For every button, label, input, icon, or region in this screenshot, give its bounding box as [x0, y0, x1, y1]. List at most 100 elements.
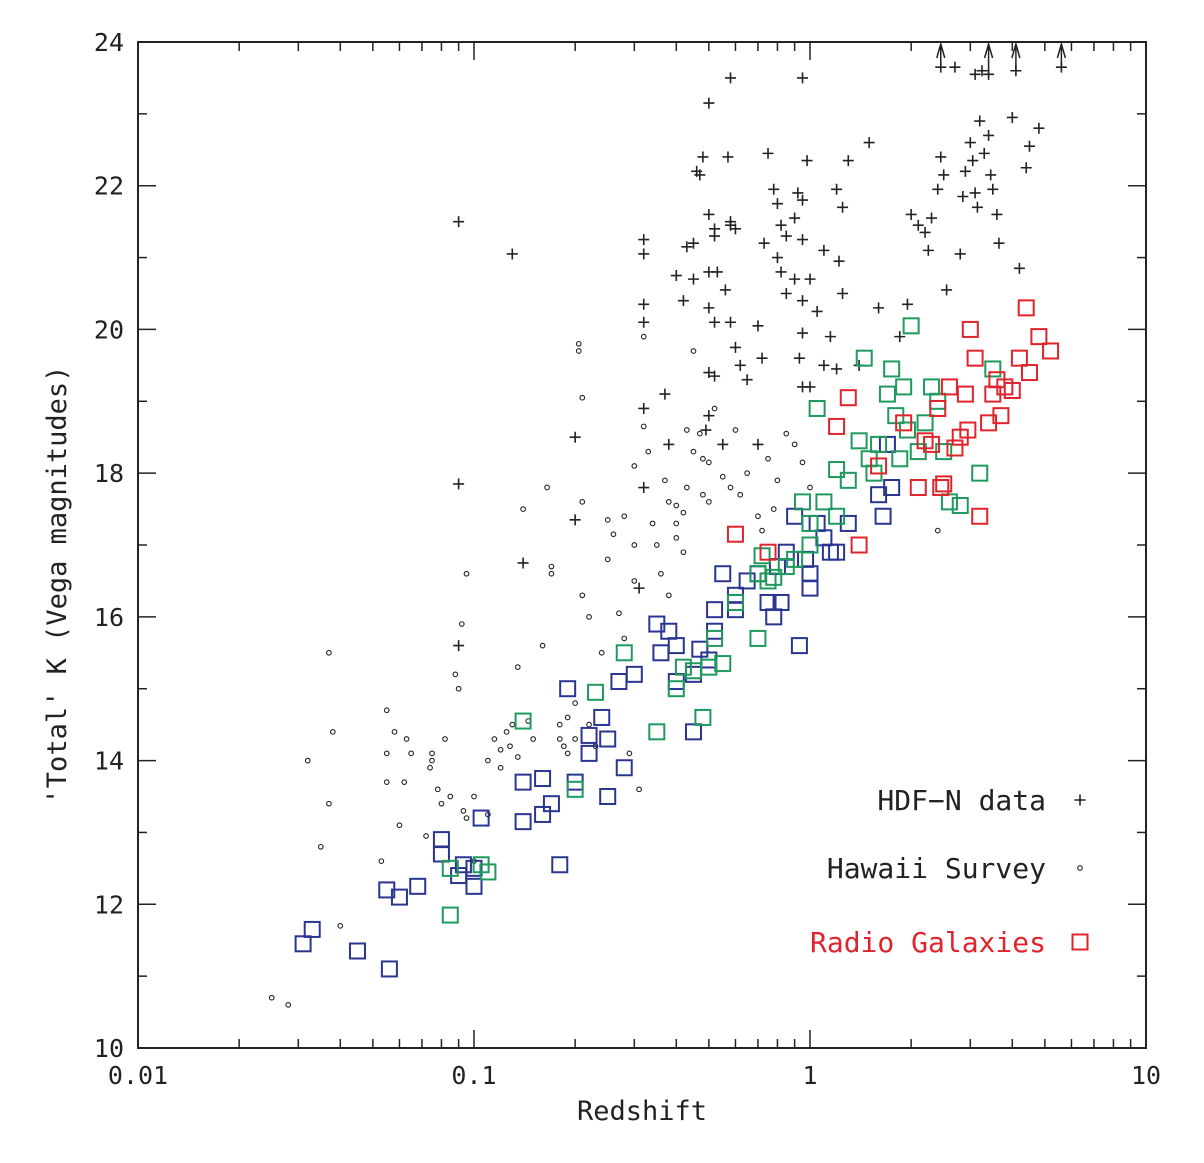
legend-label: Radio Galaxies: [810, 926, 1046, 959]
data-point: [638, 317, 649, 328]
series-radio-galaxies-green-: [443, 318, 1001, 922]
data-point: [701, 456, 706, 461]
data-point: [382, 961, 397, 976]
data-point: [580, 395, 585, 400]
data-point: [617, 760, 632, 775]
data-point: [703, 302, 714, 313]
data-point: [906, 209, 917, 220]
data-point: [580, 593, 585, 598]
data-point: [703, 209, 714, 220]
data-point: [379, 859, 384, 864]
data-point: [776, 220, 787, 231]
data-point: [552, 857, 567, 872]
data-point: [768, 184, 779, 195]
data-point: [443, 908, 458, 923]
data-point: [709, 223, 720, 234]
data-point: [453, 478, 464, 489]
data-point: [972, 466, 987, 481]
data-point: [892, 451, 907, 466]
data-point: [949, 62, 960, 73]
data-point: [659, 389, 670, 400]
data-point: [605, 518, 610, 523]
data-point: [837, 202, 848, 213]
data-point: [987, 184, 998, 195]
data-point: [810, 401, 825, 416]
data-point: [707, 460, 712, 465]
data-point: [923, 245, 934, 256]
data-point: [430, 758, 435, 763]
data-point: [638, 234, 649, 245]
data-point: [1007, 112, 1018, 123]
data-point: [557, 722, 562, 727]
lower-limit-arrow: [985, 44, 993, 74]
data-point: [803, 538, 818, 553]
data-point: [742, 374, 753, 385]
data-point: [797, 234, 808, 245]
data-point: [918, 415, 933, 430]
data-point: [587, 615, 592, 620]
data-point: [1043, 343, 1058, 358]
data-point: [518, 557, 529, 568]
series-radio-galaxies-z-1-: [728, 300, 1058, 559]
data-point: [350, 943, 365, 958]
data-point: [985, 169, 996, 180]
data-point: [843, 155, 854, 166]
data-point: [560, 681, 575, 696]
data-point: [841, 390, 856, 405]
data-point: [600, 789, 615, 804]
data-point: [974, 116, 985, 127]
data-point: [678, 295, 689, 306]
data-point: [576, 342, 581, 347]
data-point: [588, 685, 603, 700]
data-point: [439, 801, 444, 806]
data-point: [1031, 329, 1046, 344]
data-point: [599, 650, 604, 655]
data-point: [852, 433, 867, 448]
data-point: [968, 351, 983, 366]
data-point: [486, 758, 491, 763]
data-point: [776, 266, 787, 277]
data-point: [424, 834, 429, 839]
data-point: [1022, 365, 1037, 380]
data-point: [669, 638, 684, 653]
lower-limit-arrow: [1057, 44, 1065, 67]
data-point: [760, 528, 765, 533]
axis-ticks: [138, 42, 1146, 1048]
data-point: [829, 462, 844, 477]
data-point: [993, 238, 1004, 249]
data-point: [565, 715, 570, 720]
data-point: [464, 571, 469, 576]
data-point: [434, 832, 449, 847]
data-point: [818, 245, 829, 256]
y-tick-label: 20: [94, 315, 124, 344]
data-point: [823, 545, 838, 560]
data-point: [831, 184, 842, 195]
data-point: [638, 299, 649, 310]
data-point: [338, 924, 343, 929]
data-point: [938, 169, 949, 180]
data-point: [453, 672, 458, 677]
data-point: [305, 758, 310, 763]
data-point: [627, 667, 642, 682]
data-point: [565, 751, 570, 756]
data-point: [638, 403, 649, 414]
legend: HDF−N dataHawaii SurveyRadio Galaxies: [810, 784, 1088, 959]
data-point: [942, 379, 957, 394]
data-point: [957, 191, 968, 202]
data-point: [671, 270, 682, 281]
data-point: [812, 306, 823, 317]
data-point: [797, 195, 808, 206]
data-point: [685, 428, 690, 433]
data-point: [573, 737, 578, 742]
data-point: [789, 274, 800, 285]
data-point: [435, 787, 440, 792]
series-hawaii-survey: [269, 334, 940, 1007]
data-point: [803, 566, 818, 581]
data-point: [580, 500, 585, 505]
data-point: [789, 213, 800, 224]
data-point: [873, 302, 884, 313]
data-point: [920, 227, 931, 238]
data-point: [763, 148, 774, 159]
y-tick-label: 22: [94, 172, 124, 201]
data-point: [808, 485, 813, 490]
┄┄┄┄┄┄┄┄┄┄┄┄┄┄┄┄┄┄┄┄
:: What to produce ::
Give everything from the line containing "legend-label: Radio Galaxies: [810, 926, 1046, 959]" down to the line containing "data-point: [443, 908, 458, 923]" again, changing "data-point" to "plotted-point" and leaving the rest of those lines unchanged.

:: Answer to the problem ::
legend-label: Radio Galaxies: [810, 926, 1046, 959]
plotted-point: [638, 317, 649, 328]
series-radio-galaxies-green-: [443, 318, 1001, 922]
plotted-point: [701, 456, 706, 461]
plotted-point: [382, 961, 397, 976]
plotted-point: [580, 395, 585, 400]
plotted-point: [617, 760, 632, 775]
plotted-point: [703, 302, 714, 313]
plotted-point: [906, 209, 917, 220]
plotted-point: [580, 593, 585, 598]
plotted-point: [703, 209, 714, 220]
plotted-point: [379, 859, 384, 864]
plotted-point: [776, 220, 787, 231]
plotted-point: [552, 857, 567, 872]
plotted-point: [768, 184, 779, 195]
plotted-point: [443, 908, 458, 923]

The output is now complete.